Task goal.
Wherever a line in the data below holds "address", copy that line.

** START Data **

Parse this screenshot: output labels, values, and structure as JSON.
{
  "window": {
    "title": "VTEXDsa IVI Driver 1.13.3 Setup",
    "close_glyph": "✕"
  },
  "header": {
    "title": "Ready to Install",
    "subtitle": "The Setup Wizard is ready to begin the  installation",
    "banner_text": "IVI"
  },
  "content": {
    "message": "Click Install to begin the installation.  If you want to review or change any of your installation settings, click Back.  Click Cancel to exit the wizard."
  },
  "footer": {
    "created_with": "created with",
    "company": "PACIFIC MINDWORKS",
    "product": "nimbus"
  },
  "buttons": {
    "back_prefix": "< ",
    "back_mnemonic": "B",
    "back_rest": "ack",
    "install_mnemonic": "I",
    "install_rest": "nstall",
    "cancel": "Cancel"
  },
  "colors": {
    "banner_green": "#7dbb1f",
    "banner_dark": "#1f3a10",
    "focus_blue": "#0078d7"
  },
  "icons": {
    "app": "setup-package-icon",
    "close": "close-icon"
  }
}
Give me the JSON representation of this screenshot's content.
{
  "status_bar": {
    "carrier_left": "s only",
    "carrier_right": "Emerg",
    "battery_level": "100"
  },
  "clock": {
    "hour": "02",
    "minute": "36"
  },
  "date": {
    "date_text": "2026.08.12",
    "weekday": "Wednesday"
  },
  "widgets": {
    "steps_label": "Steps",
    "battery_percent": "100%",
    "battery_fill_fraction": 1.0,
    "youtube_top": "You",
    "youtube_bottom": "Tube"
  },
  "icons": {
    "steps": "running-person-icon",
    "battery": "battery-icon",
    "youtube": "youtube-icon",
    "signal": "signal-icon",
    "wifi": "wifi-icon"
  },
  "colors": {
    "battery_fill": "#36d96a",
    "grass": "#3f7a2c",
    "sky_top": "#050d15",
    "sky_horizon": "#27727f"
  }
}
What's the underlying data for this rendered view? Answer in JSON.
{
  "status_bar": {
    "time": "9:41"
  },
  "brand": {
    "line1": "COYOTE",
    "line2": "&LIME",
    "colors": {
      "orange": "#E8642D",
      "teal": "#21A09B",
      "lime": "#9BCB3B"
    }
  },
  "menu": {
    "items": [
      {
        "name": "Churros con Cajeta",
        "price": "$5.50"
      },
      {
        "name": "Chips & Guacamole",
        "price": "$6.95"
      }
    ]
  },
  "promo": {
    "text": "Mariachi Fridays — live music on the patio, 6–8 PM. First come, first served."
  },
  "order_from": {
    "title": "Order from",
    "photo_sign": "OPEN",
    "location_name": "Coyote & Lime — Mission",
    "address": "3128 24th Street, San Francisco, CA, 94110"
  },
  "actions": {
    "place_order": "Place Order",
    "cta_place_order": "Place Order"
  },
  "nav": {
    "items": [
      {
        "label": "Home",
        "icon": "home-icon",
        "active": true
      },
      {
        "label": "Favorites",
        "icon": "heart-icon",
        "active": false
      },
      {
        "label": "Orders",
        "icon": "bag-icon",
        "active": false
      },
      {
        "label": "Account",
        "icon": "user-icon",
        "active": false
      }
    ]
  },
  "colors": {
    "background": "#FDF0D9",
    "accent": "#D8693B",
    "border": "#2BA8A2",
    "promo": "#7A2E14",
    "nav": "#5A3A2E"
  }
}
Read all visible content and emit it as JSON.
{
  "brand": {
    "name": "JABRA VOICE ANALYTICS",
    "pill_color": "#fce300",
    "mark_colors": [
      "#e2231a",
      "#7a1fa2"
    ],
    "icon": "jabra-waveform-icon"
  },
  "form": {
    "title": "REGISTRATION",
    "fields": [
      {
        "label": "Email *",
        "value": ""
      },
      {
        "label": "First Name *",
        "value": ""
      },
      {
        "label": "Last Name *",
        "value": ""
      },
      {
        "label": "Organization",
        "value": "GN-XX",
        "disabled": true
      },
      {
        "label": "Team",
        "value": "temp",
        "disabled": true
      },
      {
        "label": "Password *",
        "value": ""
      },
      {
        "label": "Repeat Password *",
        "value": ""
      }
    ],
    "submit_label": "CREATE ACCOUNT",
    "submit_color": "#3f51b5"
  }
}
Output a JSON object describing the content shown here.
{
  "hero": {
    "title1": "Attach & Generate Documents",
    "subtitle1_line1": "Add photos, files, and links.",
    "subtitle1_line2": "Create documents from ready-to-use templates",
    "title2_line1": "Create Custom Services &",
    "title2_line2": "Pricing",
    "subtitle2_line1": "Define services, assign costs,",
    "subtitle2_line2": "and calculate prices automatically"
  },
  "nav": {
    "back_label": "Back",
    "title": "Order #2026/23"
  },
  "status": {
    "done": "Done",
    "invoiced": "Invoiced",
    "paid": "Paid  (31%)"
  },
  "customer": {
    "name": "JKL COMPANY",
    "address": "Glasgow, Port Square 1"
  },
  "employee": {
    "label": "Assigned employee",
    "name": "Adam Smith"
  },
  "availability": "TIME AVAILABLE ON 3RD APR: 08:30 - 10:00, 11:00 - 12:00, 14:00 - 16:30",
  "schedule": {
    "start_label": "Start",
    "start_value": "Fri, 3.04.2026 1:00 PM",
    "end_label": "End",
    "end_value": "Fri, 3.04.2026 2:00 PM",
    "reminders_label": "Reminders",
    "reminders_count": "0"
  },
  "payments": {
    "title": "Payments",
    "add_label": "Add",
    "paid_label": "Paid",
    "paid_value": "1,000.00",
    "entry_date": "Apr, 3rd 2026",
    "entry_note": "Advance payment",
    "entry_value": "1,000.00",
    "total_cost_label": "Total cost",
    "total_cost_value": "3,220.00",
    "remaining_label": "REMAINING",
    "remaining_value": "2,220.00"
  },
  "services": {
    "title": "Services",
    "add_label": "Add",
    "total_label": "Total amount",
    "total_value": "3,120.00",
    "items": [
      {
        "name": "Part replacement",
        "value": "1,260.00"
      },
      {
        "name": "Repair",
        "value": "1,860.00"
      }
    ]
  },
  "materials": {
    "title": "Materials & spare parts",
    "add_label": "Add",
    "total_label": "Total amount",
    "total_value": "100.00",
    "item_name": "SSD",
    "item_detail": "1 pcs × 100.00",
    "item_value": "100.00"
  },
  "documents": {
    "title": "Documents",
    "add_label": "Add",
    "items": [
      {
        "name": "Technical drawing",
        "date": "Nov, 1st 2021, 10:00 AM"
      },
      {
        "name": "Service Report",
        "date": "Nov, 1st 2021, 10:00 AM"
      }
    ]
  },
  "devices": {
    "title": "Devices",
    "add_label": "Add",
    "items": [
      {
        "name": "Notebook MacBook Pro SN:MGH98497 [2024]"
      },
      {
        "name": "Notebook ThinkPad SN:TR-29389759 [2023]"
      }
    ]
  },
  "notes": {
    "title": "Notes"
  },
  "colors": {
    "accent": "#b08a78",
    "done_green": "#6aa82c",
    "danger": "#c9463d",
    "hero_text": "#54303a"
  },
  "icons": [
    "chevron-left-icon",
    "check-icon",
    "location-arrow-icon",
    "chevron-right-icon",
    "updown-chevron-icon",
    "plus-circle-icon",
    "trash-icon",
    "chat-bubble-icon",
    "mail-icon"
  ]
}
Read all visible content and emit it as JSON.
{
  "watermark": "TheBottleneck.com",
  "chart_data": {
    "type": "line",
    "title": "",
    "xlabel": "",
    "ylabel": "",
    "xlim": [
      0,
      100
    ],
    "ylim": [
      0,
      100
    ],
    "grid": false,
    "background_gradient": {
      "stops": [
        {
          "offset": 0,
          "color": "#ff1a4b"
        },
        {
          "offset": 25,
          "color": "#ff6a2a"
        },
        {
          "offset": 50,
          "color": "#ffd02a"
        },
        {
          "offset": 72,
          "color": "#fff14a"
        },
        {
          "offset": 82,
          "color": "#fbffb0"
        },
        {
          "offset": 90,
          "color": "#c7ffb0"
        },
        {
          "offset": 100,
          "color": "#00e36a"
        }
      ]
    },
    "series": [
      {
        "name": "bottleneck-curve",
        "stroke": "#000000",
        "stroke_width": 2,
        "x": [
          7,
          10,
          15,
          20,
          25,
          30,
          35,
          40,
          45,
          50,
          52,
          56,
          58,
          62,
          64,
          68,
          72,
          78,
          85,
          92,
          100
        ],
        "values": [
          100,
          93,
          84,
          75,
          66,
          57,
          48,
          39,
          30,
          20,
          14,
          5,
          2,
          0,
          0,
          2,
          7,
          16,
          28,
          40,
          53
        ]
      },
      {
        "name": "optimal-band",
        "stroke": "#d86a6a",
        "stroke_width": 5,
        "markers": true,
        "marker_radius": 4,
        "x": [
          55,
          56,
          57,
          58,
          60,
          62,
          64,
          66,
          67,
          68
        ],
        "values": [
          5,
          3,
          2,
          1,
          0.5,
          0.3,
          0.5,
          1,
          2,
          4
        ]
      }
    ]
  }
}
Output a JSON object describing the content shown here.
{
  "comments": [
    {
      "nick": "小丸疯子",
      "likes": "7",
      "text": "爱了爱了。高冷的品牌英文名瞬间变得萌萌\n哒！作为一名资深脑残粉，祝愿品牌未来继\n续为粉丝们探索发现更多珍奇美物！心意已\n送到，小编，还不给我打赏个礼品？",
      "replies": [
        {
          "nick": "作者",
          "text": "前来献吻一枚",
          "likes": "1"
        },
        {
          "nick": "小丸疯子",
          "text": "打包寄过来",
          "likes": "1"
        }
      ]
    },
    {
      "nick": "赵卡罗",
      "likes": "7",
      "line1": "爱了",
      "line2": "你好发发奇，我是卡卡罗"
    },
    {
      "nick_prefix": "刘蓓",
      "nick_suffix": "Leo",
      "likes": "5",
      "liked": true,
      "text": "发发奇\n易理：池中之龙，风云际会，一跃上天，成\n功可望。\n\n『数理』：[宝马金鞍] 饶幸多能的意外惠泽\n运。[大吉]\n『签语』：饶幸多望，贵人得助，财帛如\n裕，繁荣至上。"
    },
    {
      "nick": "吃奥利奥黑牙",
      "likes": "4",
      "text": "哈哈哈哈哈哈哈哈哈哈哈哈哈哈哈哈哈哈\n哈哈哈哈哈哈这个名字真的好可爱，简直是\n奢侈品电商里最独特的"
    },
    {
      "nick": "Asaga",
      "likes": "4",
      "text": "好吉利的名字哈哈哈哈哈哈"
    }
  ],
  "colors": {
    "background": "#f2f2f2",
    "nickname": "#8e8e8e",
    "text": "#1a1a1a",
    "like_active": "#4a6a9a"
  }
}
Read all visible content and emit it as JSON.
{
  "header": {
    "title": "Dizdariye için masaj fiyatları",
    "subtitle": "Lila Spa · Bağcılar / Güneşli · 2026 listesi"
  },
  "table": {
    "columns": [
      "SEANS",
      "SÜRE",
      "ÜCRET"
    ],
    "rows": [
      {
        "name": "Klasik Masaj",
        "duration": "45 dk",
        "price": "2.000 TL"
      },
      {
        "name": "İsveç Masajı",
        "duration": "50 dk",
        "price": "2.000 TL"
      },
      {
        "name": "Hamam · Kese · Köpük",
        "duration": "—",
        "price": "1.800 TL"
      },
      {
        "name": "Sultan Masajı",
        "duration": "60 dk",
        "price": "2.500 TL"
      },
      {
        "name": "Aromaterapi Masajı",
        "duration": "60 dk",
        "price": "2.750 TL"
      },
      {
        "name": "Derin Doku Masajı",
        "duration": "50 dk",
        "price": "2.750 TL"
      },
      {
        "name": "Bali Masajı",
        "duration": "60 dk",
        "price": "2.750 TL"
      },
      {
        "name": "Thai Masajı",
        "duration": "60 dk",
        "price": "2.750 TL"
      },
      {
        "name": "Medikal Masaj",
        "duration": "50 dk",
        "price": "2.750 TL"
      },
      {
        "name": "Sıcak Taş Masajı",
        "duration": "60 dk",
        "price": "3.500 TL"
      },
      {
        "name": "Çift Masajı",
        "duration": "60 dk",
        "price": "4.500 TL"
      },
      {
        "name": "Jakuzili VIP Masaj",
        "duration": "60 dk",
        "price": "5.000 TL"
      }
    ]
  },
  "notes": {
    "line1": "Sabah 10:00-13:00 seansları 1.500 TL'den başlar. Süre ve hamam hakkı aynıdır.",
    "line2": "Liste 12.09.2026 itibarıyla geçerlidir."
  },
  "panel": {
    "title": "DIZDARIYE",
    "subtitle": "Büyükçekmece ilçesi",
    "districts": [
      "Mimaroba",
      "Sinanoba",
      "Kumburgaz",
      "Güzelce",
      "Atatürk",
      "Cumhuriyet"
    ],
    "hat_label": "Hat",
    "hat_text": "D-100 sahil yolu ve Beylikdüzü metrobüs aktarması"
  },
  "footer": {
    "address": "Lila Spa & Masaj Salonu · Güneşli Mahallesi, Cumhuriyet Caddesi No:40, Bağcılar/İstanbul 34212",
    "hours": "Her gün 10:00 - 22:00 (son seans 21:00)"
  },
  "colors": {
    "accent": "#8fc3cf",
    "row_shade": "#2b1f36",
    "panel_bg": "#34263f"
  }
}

** END Data **

Exercise solution.
    "address": "3128 24th Street, San Francisco, CA, 94110"
    "address": "Glasgow, Port Square 1"
    "address": "Lila Spa & Masaj Salonu · Güneşli Mahallesi, Cumhuriyet Caddesi No:40, Bağcılar/İstanbul 34212",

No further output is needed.